## TASK DESCRIPTION
Repeat what the lines below say, word for word, and skip every image.

## DATASET CONTENT
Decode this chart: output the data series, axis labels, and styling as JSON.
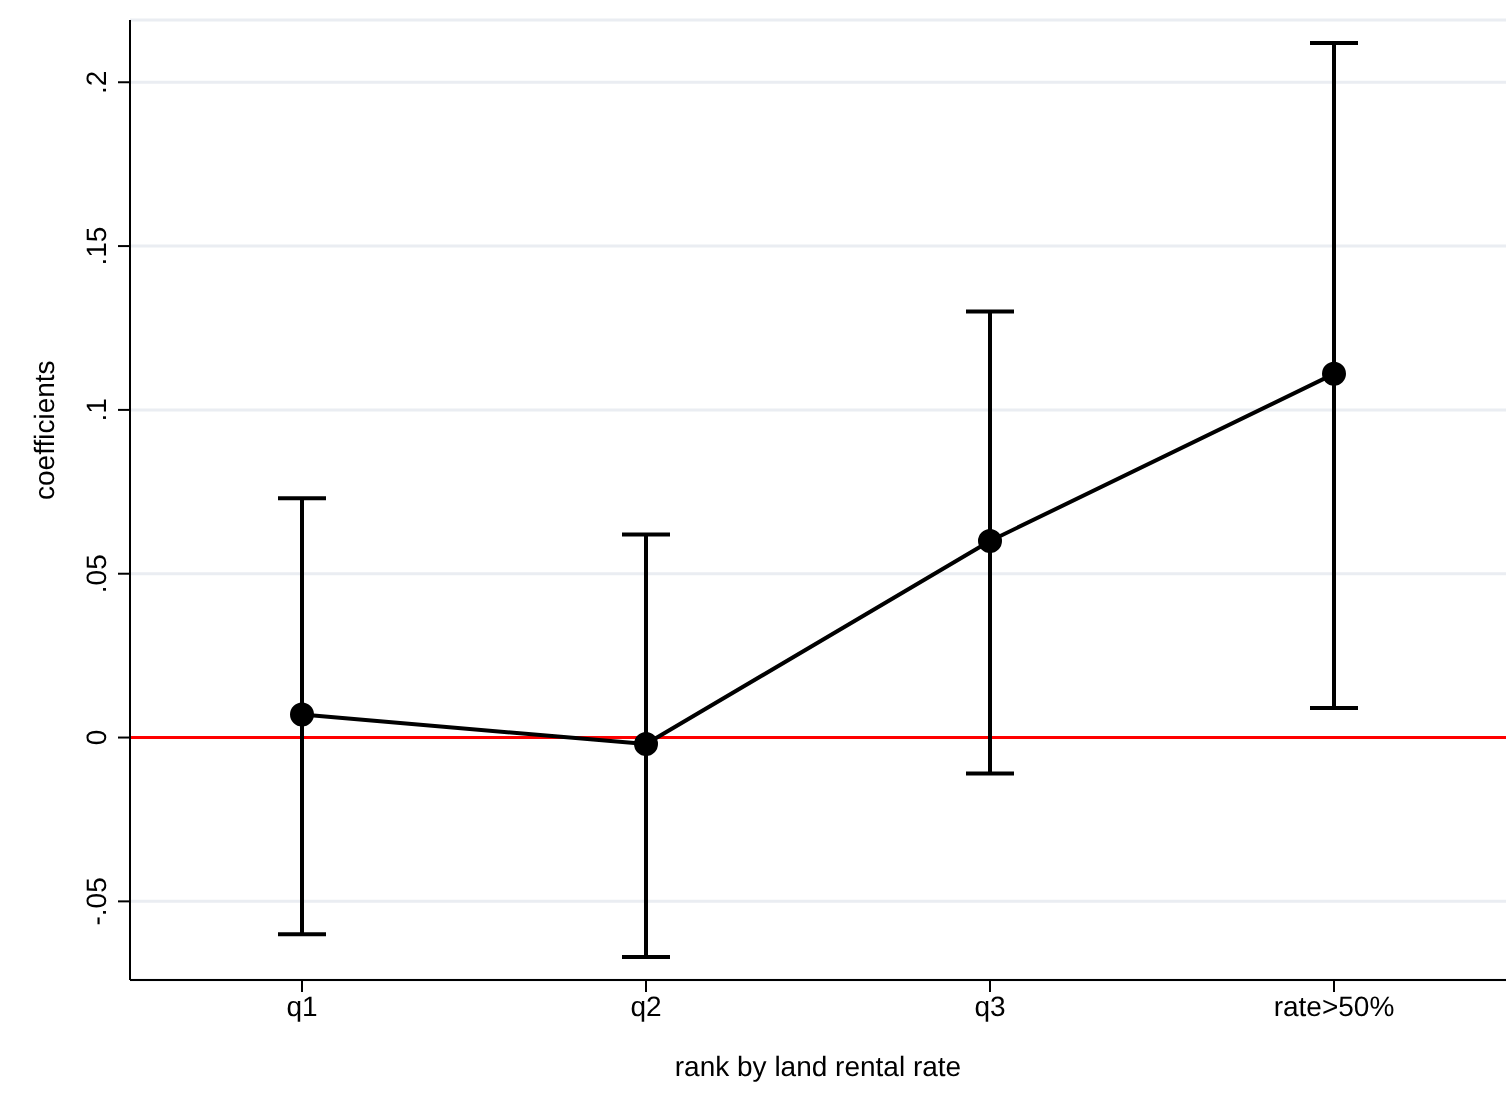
{
  "chart_data": {
    "type": "line",
    "xlabel": "rank by land rental rate",
    "ylabel": "coefficients",
    "categories": [
      "q1",
      "q2",
      "q3",
      "rate>50%"
    ],
    "series": [
      {
        "color": "#000000",
        "values": [
          0.007,
          -0.002,
          0.06,
          0.111
        ],
        "errors": [
          [
            -0.06,
            0.073
          ],
          [
            -0.067,
            0.062
          ],
          [
            -0.011,
            0.13
          ],
          [
            0.009,
            0.212
          ]
        ]
      }
    ],
    "ylim": [
      -0.074,
      0.219
    ],
    "yticks": [
      {
        "value": -0.05,
        "label": "-.05"
      },
      {
        "value": 0,
        "label": "0"
      },
      {
        "value": 0.05,
        "label": ".05"
      },
      {
        "value": 0.1,
        "label": ".1"
      },
      {
        "value": 0.15,
        "label": ".15"
      },
      {
        "value": 0.2,
        "label": ".2"
      }
    ],
    "ref_lines": [
      {
        "axis": "y",
        "value": 0,
        "color": "#ff0000"
      }
    ],
    "grid": "y",
    "marker": "circle",
    "line_style": "solid"
  }
}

## OUTPUT OF THE TASK
Decode this chart: output the data series, axis labels, and styling as JSON.
{
  "chart_data": {
    "type": "line",
    "xlabel": "rank by land rental rate",
    "ylabel": "coefficients",
    "categories": [
      "q1",
      "q2",
      "q3",
      "rate>50%"
    ],
    "series": [
      {
        "color": "#000000",
        "values": [
          0.007,
          -0.002,
          0.06,
          0.111
        ],
        "errors": [
          [
            -0.06,
            0.073
          ],
          [
            -0.067,
            0.062
          ],
          [
            -0.011,
            0.13
          ],
          [
            0.009,
            0.212
          ]
        ]
      }
    ],
    "ylim": [
      -0.074,
      0.219
    ],
    "yticks": [
      {
        "value": -0.05,
        "label": "-.05"
      },
      {
        "value": 0,
        "label": "0"
      },
      {
        "value": 0.05,
        "label": ".05"
      },
      {
        "value": 0.1,
        "label": ".1"
      },
      {
        "value": 0.15,
        "label": ".15"
      },
      {
        "value": 0.2,
        "label": ".2"
      }
    ],
    "ref_lines": [
      {
        "axis": "y",
        "value": 0,
        "color": "#ff0000"
      }
    ],
    "grid": "y",
    "marker": "circle",
    "line_style": "solid"
  }
}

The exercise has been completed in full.